Read through the records below and copy each line that uses the word "text".

+ + + + + + +

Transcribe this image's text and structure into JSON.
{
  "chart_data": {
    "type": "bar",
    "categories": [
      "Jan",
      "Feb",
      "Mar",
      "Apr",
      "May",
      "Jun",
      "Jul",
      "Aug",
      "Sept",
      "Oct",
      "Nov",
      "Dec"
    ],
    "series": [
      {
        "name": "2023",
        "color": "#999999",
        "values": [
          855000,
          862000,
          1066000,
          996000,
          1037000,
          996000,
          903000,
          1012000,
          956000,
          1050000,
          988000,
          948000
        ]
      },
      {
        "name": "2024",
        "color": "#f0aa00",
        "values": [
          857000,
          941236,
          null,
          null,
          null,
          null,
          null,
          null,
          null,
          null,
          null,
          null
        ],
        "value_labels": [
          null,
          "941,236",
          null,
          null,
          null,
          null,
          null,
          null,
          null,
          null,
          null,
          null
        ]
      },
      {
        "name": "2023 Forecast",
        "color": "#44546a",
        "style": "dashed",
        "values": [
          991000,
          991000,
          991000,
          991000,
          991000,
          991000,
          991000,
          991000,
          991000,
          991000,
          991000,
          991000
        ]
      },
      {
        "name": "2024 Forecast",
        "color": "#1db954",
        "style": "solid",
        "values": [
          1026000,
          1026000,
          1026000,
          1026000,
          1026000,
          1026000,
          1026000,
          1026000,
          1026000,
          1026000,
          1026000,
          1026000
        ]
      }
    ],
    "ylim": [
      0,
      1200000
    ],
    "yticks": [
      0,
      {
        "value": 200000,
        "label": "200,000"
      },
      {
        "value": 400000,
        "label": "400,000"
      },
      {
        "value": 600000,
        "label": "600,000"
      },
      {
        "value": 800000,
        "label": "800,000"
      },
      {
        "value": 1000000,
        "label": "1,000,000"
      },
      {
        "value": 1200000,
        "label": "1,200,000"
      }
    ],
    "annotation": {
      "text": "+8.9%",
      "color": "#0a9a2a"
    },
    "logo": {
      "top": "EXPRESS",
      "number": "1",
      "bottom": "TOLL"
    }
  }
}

+ + + + + + +

_Reply to the task_:
Transcribe this image's text and structure into JSON.
      "text": "+8.9%",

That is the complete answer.